Chart and figure data =
· · · ·

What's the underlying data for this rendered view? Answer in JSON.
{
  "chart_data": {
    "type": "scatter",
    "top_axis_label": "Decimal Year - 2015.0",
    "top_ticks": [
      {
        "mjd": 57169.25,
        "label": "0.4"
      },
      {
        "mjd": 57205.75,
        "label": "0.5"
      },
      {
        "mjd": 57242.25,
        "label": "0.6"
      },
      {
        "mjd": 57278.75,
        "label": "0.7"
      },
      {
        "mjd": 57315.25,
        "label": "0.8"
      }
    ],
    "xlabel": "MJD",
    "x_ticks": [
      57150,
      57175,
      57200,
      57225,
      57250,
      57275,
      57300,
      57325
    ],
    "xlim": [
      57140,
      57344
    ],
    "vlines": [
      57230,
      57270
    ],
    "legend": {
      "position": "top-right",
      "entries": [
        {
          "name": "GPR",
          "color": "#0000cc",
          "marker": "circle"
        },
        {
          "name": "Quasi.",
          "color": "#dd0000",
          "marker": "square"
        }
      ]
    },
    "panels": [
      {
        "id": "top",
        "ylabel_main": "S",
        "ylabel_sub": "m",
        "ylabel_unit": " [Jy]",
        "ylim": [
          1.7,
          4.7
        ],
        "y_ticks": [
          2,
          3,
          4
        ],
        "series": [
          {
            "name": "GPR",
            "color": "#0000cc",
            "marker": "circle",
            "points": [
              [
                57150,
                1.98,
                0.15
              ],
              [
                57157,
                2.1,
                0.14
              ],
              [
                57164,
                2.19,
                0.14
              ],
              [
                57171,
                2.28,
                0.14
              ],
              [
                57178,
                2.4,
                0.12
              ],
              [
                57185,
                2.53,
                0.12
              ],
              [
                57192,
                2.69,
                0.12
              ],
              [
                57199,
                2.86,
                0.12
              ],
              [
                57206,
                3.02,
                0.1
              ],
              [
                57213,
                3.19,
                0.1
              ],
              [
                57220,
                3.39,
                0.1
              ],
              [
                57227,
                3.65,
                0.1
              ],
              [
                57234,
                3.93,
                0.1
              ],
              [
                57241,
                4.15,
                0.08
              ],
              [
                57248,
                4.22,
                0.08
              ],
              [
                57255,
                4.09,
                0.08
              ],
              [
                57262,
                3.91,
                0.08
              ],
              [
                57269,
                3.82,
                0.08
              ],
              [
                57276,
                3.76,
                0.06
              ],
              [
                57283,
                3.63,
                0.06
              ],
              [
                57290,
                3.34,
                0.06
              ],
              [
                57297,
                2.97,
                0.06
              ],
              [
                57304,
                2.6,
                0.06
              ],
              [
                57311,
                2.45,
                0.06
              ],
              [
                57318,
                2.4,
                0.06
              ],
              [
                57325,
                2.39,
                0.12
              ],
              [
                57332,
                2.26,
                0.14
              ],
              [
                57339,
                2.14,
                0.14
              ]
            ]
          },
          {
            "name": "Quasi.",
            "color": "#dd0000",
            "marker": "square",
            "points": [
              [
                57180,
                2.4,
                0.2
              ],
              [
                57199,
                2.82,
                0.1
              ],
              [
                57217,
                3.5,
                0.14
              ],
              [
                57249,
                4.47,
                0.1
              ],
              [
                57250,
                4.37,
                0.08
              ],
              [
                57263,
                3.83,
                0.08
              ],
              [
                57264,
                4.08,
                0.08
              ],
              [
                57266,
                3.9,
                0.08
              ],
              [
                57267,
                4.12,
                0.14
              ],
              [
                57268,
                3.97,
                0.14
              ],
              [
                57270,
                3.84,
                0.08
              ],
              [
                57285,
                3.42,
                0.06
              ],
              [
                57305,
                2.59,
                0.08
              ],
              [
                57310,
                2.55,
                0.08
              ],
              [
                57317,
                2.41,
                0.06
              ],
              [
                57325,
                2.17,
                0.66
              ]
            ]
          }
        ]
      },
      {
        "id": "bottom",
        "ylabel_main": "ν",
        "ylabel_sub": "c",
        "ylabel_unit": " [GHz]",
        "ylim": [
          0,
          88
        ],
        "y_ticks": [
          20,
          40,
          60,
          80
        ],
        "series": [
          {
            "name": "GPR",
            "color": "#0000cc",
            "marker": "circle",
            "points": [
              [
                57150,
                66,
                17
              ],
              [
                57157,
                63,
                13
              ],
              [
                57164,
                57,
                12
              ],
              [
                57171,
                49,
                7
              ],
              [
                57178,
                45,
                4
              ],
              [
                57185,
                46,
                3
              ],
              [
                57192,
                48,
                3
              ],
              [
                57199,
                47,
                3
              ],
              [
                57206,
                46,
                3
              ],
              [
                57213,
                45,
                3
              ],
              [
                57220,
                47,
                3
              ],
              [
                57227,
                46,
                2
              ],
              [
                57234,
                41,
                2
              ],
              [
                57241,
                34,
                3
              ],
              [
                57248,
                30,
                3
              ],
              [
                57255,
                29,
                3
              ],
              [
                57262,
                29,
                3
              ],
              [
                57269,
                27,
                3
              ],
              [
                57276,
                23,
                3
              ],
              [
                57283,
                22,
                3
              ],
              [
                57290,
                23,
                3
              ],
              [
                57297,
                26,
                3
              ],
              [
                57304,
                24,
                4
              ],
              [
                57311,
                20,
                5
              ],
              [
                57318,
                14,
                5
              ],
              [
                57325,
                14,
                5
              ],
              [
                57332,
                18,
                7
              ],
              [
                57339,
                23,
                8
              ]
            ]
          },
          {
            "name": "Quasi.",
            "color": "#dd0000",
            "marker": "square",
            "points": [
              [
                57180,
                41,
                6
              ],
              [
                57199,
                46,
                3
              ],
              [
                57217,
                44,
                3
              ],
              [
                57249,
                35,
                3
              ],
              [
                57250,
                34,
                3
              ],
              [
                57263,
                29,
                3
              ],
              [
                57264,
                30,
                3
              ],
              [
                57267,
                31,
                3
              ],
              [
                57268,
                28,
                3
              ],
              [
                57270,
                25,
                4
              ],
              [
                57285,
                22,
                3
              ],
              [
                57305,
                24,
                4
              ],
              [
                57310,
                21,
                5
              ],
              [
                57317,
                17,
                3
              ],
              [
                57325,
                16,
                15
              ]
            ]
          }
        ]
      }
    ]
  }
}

· · · ·

Exercise aim =
Give an exact copy of all the data shown above.

Result for this exercise =
What's the underlying data for this rendered view? Answer in JSON.
{
  "chart_data": {
    "type": "scatter",
    "top_axis_label": "Decimal Year - 2015.0",
    "top_ticks": [
      {
        "mjd": 57169.25,
        "label": "0.4"
      },
      {
        "mjd": 57205.75,
        "label": "0.5"
      },
      {
        "mjd": 57242.25,
        "label": "0.6"
      },
      {
        "mjd": 57278.75,
        "label": "0.7"
      },
      {
        "mjd": 57315.25,
        "label": "0.8"
      }
    ],
    "xlabel": "MJD",
    "x_ticks": [
      57150,
      57175,
      57200,
      57225,
      57250,
      57275,
      57300,
      57325
    ],
    "xlim": [
      57140,
      57344
    ],
    "vlines": [
      57230,
      57270
    ],
    "legend": {
      "position": "top-right",
      "entries": [
        {
          "name": "GPR",
          "color": "#0000cc",
          "marker": "circle"
        },
        {
          "name": "Quasi.",
          "color": "#dd0000",
          "marker": "square"
        }
      ]
    },
    "panels": [
      {
        "id": "top",
        "ylabel_main": "S",
        "ylabel_sub": "m",
        "ylabel_unit": " [Jy]",
        "ylim": [
          1.7,
          4.7
        ],
        "y_ticks": [
          2,
          3,
          4
        ],
        "series": [
          {
            "name": "GPR",
            "color": "#0000cc",
            "marker": "circle",
            "points": [
              [
                57150,
                1.98,
                0.15
              ],
              [
                57157,
                2.1,
                0.14
              ],
              [
                57164,
                2.19,
                0.14
              ],
              [
                57171,
                2.28,
                0.14
              ],
              [
                57178,
                2.4,
                0.12
              ],
              [
                57185,
                2.53,
                0.12
              ],
              [
                57192,
                2.69,
                0.12
              ],
              [
                57199,
                2.86,
                0.12
              ],
              [
                57206,
                3.02,
                0.1
              ],
              [
                57213,
                3.19,
                0.1
              ],
              [
                57220,
                3.39,
                0.1
              ],
              [
                57227,
                3.65,
                0.1
              ],
              [
                57234,
                3.93,
                0.1
              ],
              [
                57241,
                4.15,
                0.08
              ],
              [
                57248,
                4.22,
                0.08
              ],
              [
                57255,
                4.09,
                0.08
              ],
              [
                57262,
                3.91,
                0.08
              ],
              [
                57269,
                3.82,
                0.08
              ],
              [
                57276,
                3.76,
                0.06
              ],
              [
                57283,
                3.63,
                0.06
              ],
              [
                57290,
                3.34,
                0.06
              ],
              [
                57297,
                2.97,
                0.06
              ],
              [
                57304,
                2.6,
                0.06
              ],
              [
                57311,
                2.45,
                0.06
              ],
              [
                57318,
                2.4,
                0.06
              ],
              [
                57325,
                2.39,
                0.12
              ],
              [
                57332,
                2.26,
                0.14
              ],
              [
                57339,
                2.14,
                0.14
              ]
            ]
          },
          {
            "name": "Quasi.",
            "color": "#dd0000",
            "marker": "square",
            "points": [
              [
                57180,
                2.4,
                0.2
              ],
              [
                57199,
                2.82,
                0.1
              ],
              [
                57217,
                3.5,
                0.14
              ],
              [
                57249,
                4.47,
                0.1
              ],
              [
                57250,
                4.37,
                0.08
              ],
              [
                57263,
                3.83,
                0.08
              ],
              [
                57264,
                4.08,
                0.08
              ],
              [
                57266,
                3.9,
                0.08
              ],
              [
                57267,
                4.12,
                0.14
              ],
              [
                57268,
                3.97,
                0.14
              ],
              [
                57270,
                3.84,
                0.08
              ],
              [
                57285,
                3.42,
                0.06
              ],
              [
                57305,
                2.59,
                0.08
              ],
              [
                57310,
                2.55,
                0.08
              ],
              [
                57317,
                2.41,
                0.06
              ],
              [
                57325,
                2.17,
                0.66
              ]
            ]
          }
        ]
      },
      {
        "id": "bottom",
        "ylabel_main": "ν",
        "ylabel_sub": "c",
        "ylabel_unit": " [GHz]",
        "ylim": [
          0,
          88
        ],
        "y_ticks": [
          20,
          40,
          60,
          80
        ],
        "series": [
          {
            "name": "GPR",
            "color": "#0000cc",
            "marker": "circle",
            "points": [
              [
                57150,
                66,
                17
              ],
              [
                57157,
                63,
                13
              ],
              [
                57164,
                57,
                12
              ],
              [
                57171,
                49,
                7
              ],
              [
                57178,
                45,
                4
              ],
              [
                57185,
                46,
                3
              ],
              [
                57192,
                48,
                3
              ],
              [
                57199,
                47,
                3
              ],
              [
                57206,
                46,
                3
              ],
              [
                57213,
                45,
                3
              ],
              [
                57220,
                47,
                3
              ],
              [
                57227,
                46,
                2
              ],
              [
                57234,
                41,
                2
              ],
              [
                57241,
                34,
                3
              ],
              [
                57248,
                30,
                3
              ],
              [
                57255,
                29,
                3
              ],
              [
                57262,
                29,
                3
              ],
              [
                57269,
                27,
                3
              ],
              [
                57276,
                23,
                3
              ],
              [
                57283,
                22,
                3
              ],
              [
                57290,
                23,
                3
              ],
              [
                57297,
                26,
                3
              ],
              [
                57304,
                24,
                4
              ],
              [
                57311,
                20,
                5
              ],
              [
                57318,
                14,
                5
              ],
              [
                57325,
                14,
                5
              ],
              [
                57332,
                18,
                7
              ],
              [
                57339,
                23,
                8
              ]
            ]
          },
          {
            "name": "Quasi.",
            "color": "#dd0000",
            "marker": "square",
            "points": [
              [
                57180,
                41,
                6
              ],
              [
                57199,
                46,
                3
              ],
              [
                57217,
                44,
                3
              ],
              [
                57249,
                35,
                3
              ],
              [
                57250,
                34,
                3
              ],
              [
                57263,
                29,
                3
              ],
              [
                57264,
                30,
                3
              ],
              [
                57267,
                31,
                3
              ],
              [
                57268,
                28,
                3
              ],
              [
                57270,
                25,
                4
              ],
              [
                57285,
                22,
                3
              ],
              [
                57305,
                24,
                4
              ],
              [
                57310,
                21,
                5
              ],
              [
                57317,
                17,
                3
              ],
              [
                57325,
                16,
                15
              ]
            ]
          }
        ]
      }
    ]
  }
}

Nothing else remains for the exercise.